[Dataset records]
--

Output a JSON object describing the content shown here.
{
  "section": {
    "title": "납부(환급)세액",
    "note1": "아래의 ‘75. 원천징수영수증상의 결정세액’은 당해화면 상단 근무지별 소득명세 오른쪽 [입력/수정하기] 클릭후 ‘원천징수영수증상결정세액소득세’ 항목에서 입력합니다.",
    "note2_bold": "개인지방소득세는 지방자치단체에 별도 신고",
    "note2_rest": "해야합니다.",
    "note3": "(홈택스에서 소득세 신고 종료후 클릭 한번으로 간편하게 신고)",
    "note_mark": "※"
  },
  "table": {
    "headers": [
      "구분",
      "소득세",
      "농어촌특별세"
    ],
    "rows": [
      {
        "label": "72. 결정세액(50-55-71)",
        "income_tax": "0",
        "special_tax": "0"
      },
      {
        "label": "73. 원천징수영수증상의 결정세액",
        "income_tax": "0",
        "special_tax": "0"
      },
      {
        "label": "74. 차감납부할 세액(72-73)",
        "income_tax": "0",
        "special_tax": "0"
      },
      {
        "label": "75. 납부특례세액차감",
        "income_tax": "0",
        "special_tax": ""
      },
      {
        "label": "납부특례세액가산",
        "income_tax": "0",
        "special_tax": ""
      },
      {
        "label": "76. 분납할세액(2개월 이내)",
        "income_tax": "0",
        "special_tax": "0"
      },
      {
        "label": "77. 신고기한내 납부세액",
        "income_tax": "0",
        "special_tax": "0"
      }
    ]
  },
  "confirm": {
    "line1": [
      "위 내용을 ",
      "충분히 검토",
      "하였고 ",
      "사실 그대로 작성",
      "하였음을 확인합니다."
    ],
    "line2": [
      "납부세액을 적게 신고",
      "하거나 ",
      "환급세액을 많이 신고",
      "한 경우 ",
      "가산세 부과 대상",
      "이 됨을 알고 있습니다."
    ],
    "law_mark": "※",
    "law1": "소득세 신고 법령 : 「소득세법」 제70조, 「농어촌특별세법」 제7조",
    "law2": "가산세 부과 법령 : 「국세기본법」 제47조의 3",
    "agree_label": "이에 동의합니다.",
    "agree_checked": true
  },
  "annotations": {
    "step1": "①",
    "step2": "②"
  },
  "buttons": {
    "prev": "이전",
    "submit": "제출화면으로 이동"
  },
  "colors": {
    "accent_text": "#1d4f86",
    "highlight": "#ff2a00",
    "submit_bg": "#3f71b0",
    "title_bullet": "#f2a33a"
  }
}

--

**REQUIRED WORK:** Output the full listing without altering anything.

**ANSWER IN FULL:**
Output a JSON object describing the content shown here.
{
  "section": {
    "title": "납부(환급)세액",
    "note1": "아래의 ‘75. 원천징수영수증상의 결정세액’은 당해화면 상단 근무지별 소득명세 오른쪽 [입력/수정하기] 클릭후 ‘원천징수영수증상결정세액소득세’ 항목에서 입력합니다.",
    "note2_bold": "개인지방소득세는 지방자치단체에 별도 신고",
    "note2_rest": "해야합니다.",
    "note3": "(홈택스에서 소득세 신고 종료후 클릭 한번으로 간편하게 신고)",
    "note_mark": "※"
  },
  "table": {
    "headers": [
      "구분",
      "소득세",
      "농어촌특별세"
    ],
    "rows": [
      {
        "label": "72. 결정세액(50-55-71)",
        "income_tax": "0",
        "special_tax": "0"
      },
      {
        "label": "73. 원천징수영수증상의 결정세액",
        "income_tax": "0",
        "special_tax": "0"
      },
      {
        "label": "74. 차감납부할 세액(72-73)",
        "income_tax": "0",
        "special_tax": "0"
      },
      {
        "label": "75. 납부특례세액차감",
        "income_tax": "0",
        "special_tax": ""
      },
      {
        "label": "납부특례세액가산",
        "income_tax": "0",
        "special_tax": ""
      },
      {
        "label": "76. 분납할세액(2개월 이내)",
        "income_tax": "0",
        "special_tax": "0"
      },
      {
        "label": "77. 신고기한내 납부세액",
        "income_tax": "0",
        "special_tax": "0"
      }
    ]
  },
  "confirm": {
    "line1": [
      "위 내용을 ",
      "충분히 검토",
      "하였고 ",
      "사실 그대로 작성",
      "하였음을 확인합니다."
    ],
    "line2": [
      "납부세액을 적게 신고",
      "하거나 ",
      "환급세액을 많이 신고",
      "한 경우 ",
      "가산세 부과 대상",
      "이 됨을 알고 있습니다."
    ],
    "law_mark": "※",
    "law1": "소득세 신고 법령 : 「소득세법」 제70조, 「농어촌특별세법」 제7조",
    "law2": "가산세 부과 법령 : 「국세기본법」 제47조의 3",
    "agree_label": "이에 동의합니다.",
    "agree_checked": true
  },
  "annotations": {
    "step1": "①",
    "step2": "②"
  },
  "buttons": {
    "prev": "이전",
    "submit": "제출화면으로 이동"
  },
  "colors": {
    "accent_text": "#1d4f86",
    "highlight": "#ff2a00",
    "submit_bg": "#3f71b0",
    "title_bullet": "#f2a33a"
  }
}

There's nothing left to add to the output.